[Dataset entries]
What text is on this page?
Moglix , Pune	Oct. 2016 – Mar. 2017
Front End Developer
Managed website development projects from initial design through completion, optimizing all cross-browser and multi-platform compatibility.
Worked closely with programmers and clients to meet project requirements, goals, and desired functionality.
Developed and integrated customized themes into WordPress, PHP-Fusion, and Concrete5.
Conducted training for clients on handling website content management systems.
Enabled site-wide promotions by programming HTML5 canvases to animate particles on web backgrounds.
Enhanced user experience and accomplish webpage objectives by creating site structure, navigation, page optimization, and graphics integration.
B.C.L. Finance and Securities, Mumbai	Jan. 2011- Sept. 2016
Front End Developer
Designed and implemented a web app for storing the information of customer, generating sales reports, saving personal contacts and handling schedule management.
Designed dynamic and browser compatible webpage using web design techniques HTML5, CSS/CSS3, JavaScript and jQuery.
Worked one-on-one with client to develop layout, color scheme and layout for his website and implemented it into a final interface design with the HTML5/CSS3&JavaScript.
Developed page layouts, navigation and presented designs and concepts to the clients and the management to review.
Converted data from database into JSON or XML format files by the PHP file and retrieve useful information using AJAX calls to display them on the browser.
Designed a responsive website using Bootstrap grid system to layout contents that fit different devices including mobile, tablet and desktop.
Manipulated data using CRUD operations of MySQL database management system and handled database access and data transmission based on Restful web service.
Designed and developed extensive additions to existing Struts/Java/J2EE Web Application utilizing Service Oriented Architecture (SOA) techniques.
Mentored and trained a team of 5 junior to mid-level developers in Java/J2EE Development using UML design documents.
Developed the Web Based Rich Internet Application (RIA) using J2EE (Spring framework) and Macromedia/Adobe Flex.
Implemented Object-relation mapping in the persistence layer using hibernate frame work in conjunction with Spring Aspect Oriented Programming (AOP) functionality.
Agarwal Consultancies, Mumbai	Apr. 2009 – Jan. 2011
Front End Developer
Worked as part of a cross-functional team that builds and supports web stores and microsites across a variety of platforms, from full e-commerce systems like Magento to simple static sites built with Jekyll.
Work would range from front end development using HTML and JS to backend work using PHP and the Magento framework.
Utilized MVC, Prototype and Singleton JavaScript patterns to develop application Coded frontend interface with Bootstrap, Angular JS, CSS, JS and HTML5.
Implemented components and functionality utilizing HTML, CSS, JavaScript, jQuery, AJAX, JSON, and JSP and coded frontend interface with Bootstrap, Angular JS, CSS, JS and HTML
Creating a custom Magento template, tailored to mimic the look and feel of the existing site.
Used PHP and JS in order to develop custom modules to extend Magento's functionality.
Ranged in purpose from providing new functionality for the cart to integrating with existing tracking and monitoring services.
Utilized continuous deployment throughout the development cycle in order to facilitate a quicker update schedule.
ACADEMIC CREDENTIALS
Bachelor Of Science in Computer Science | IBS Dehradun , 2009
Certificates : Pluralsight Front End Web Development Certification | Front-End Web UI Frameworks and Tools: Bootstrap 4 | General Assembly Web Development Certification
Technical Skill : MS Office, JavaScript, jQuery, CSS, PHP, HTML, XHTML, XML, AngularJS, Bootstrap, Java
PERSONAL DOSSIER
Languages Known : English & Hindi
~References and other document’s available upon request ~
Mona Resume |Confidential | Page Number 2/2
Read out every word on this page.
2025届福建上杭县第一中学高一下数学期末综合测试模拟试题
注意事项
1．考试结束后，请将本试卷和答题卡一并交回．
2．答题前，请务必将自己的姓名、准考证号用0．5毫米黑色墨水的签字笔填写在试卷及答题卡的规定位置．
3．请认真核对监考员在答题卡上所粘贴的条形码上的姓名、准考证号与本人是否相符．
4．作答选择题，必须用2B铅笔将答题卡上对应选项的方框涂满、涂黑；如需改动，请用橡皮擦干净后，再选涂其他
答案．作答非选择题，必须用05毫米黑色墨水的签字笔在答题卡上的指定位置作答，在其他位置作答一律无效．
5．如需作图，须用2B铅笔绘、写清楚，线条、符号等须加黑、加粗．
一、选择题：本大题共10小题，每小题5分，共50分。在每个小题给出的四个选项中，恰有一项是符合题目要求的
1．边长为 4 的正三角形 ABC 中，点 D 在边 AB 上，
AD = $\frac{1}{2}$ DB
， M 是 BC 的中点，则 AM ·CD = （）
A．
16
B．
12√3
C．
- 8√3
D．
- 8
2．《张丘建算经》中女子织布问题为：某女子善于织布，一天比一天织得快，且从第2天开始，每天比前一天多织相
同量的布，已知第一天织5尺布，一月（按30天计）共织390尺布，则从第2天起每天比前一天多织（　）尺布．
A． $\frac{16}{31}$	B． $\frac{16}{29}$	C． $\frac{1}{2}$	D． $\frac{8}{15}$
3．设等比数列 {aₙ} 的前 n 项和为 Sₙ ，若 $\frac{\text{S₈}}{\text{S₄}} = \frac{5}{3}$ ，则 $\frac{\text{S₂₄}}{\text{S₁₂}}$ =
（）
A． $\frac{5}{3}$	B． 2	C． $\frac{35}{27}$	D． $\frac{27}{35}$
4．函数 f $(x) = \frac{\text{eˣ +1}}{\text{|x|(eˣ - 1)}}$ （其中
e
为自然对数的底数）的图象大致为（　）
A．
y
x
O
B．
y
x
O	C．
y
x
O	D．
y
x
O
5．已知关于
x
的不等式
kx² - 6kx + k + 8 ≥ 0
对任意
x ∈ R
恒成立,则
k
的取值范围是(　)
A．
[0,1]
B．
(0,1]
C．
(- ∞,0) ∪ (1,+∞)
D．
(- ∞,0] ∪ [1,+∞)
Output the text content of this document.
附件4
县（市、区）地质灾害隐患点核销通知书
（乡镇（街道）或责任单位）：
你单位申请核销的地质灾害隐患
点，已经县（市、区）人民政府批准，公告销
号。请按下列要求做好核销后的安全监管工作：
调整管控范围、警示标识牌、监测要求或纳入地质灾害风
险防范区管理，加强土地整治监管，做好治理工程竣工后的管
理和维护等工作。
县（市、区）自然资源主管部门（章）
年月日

## PROBLEM DESCRIPTION
Using the listing above, show each line holding the string "frac".

## RESPONSE BELOW
AD = $\frac{1}{2}$ DB
A． $\frac{16}{31}$	B． $\frac{16}{29}$	C． $\frac{1}{2}$	D． $\frac{8}{15}$
3．设等比数列 {aₙ} 的前 n 项和为 Sₙ ，若 $\frac{\text{S₈}}{\text{S₄}} = \frac{5}{3}$ ，则 $\frac{\text{S₂₄}}{\text{S₁₂}}$ =
A． $\frac{5}{3}$	B． 2	C． $\frac{35}{27}$	D． $\frac{27}{35}$
4．函数 f $(x) = \frac{\text{eˣ +1}}{\text{|x|(eˣ - 1)}}$ （其中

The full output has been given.